_Task to carry out_.
Whenever a line contains the string "Analysis", copy it out of the entries.

[Records from a collection]
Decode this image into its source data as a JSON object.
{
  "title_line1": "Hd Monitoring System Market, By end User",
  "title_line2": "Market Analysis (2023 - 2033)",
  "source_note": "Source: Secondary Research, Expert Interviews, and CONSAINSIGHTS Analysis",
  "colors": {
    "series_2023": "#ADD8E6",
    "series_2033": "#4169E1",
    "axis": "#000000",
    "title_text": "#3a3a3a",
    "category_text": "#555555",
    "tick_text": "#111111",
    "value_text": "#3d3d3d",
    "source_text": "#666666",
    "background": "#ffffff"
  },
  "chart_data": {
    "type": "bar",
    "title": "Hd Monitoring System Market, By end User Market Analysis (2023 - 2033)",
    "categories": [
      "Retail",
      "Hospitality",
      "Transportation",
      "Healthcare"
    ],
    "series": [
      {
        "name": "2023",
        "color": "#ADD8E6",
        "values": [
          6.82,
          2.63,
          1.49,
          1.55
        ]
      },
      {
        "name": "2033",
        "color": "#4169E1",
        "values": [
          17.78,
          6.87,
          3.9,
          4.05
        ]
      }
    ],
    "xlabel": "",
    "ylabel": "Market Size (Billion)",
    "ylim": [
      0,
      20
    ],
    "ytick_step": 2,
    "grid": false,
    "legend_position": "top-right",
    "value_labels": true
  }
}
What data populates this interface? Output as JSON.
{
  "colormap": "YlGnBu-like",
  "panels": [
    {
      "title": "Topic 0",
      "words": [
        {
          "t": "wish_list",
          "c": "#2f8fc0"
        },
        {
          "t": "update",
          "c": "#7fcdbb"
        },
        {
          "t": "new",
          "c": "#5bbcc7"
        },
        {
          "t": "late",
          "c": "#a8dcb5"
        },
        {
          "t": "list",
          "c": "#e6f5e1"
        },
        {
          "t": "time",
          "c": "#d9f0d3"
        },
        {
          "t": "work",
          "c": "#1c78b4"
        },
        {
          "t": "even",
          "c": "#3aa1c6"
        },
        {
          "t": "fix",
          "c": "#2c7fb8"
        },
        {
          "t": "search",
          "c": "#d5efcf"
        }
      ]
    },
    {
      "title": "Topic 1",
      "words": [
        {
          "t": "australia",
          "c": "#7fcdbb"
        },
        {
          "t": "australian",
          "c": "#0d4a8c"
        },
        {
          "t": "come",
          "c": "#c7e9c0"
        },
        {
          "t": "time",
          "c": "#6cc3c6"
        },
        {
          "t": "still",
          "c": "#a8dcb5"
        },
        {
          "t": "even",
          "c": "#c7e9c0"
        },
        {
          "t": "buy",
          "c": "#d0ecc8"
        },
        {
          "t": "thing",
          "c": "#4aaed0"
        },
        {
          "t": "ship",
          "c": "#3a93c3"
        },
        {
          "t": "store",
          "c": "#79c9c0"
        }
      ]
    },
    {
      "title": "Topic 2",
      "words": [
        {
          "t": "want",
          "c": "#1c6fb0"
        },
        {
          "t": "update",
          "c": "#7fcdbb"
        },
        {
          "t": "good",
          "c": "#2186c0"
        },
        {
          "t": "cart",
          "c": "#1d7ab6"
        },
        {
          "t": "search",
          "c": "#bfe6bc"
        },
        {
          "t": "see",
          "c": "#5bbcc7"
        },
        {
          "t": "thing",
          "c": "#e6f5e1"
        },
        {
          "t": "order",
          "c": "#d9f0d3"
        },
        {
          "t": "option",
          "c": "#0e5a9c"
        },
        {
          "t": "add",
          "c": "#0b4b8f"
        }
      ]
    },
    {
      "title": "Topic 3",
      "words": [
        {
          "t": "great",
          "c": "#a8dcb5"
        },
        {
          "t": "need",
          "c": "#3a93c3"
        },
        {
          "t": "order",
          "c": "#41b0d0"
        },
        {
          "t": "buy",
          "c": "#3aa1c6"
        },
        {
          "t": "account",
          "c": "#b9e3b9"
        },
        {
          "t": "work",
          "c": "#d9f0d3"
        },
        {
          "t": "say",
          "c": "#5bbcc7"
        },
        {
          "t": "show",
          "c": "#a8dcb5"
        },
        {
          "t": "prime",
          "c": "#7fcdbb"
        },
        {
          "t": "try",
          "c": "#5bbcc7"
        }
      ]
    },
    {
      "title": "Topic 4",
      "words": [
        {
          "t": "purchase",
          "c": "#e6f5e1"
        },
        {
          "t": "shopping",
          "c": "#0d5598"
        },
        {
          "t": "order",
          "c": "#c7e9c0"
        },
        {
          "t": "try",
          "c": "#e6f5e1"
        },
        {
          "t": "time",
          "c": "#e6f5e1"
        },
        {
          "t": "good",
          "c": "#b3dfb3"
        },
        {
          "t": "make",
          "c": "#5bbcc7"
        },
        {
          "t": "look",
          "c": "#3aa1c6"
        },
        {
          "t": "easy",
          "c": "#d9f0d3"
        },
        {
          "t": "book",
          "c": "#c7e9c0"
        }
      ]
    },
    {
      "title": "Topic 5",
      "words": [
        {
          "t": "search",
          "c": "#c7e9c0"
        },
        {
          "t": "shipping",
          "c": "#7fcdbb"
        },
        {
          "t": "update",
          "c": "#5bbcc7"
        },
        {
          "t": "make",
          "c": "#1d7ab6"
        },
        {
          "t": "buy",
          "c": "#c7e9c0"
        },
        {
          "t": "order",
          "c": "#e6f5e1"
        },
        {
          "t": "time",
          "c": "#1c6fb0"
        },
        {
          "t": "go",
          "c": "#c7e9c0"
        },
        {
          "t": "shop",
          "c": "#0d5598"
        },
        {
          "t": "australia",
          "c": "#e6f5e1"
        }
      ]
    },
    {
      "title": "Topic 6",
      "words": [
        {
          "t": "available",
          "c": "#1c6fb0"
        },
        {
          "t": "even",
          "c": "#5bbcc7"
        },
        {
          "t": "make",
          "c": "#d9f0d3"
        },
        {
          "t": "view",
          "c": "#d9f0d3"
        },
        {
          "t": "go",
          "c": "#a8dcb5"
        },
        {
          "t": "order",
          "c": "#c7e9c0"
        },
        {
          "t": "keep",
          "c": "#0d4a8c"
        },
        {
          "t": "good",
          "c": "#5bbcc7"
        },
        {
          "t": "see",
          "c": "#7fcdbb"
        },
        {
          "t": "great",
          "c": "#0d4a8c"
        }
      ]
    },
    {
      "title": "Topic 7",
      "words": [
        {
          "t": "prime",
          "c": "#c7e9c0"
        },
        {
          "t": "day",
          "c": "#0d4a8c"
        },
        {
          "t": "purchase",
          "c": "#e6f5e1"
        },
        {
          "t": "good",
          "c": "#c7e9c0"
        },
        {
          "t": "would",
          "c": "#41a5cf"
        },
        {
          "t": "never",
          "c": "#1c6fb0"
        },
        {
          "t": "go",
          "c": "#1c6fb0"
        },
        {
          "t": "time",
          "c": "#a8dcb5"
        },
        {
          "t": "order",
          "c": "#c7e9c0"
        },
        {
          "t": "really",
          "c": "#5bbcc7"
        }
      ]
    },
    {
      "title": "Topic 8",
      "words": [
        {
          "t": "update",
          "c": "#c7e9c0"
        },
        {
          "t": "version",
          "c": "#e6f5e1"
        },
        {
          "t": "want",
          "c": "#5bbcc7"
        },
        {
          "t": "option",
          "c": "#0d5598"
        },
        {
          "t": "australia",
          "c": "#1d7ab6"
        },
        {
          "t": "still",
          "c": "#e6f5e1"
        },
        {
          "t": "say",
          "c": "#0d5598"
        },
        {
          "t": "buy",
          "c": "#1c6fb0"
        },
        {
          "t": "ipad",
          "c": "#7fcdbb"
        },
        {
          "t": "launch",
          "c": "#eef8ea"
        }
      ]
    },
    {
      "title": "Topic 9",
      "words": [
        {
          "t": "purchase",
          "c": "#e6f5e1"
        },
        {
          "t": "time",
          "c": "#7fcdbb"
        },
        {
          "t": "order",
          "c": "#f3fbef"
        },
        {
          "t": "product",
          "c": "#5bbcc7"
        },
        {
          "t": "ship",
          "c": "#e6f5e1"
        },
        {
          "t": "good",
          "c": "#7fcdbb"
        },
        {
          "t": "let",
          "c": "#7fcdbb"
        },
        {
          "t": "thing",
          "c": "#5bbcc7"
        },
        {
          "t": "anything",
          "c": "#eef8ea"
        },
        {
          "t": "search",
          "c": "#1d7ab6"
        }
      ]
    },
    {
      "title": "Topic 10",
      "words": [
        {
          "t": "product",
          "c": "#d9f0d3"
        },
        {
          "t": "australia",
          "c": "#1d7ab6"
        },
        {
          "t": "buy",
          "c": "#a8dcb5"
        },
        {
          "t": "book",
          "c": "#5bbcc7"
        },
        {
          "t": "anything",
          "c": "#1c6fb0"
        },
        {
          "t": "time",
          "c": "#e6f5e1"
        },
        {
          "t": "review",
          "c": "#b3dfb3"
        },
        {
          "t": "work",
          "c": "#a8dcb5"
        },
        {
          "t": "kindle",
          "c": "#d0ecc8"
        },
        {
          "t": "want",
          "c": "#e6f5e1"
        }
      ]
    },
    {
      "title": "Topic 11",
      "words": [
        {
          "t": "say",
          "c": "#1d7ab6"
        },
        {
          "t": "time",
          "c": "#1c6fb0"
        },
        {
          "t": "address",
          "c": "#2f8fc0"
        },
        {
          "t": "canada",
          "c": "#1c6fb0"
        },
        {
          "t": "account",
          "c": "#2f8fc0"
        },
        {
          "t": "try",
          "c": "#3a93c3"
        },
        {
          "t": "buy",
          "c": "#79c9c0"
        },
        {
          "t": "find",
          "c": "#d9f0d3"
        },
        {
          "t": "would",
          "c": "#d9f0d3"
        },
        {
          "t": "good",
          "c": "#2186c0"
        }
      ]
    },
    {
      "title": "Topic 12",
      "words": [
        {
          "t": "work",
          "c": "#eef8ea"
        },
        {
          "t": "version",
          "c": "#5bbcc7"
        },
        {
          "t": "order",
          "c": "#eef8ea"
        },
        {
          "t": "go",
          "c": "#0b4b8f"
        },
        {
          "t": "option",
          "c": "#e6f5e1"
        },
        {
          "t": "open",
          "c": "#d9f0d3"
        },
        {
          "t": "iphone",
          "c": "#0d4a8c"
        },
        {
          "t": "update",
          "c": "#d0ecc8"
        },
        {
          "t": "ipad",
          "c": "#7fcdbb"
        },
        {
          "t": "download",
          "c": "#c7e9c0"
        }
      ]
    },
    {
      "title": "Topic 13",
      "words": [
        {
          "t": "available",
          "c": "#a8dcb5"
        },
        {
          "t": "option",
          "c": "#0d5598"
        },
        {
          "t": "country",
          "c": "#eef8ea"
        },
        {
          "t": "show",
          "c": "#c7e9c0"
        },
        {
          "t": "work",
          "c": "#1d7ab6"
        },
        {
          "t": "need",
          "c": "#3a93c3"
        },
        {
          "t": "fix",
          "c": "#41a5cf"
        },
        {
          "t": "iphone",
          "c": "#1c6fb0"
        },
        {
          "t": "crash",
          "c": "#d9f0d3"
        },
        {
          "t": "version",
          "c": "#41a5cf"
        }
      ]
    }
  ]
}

_Response to the task_.
  "title_line2": "Market Analysis (2023 - 2033)",
  "source_note": "Source: Secondary Research, Expert Interviews, and CONSAINSIGHTS Analysis",
    "title": "Hd Monitoring System Market, By end User Market Analysis (2023 - 2033)",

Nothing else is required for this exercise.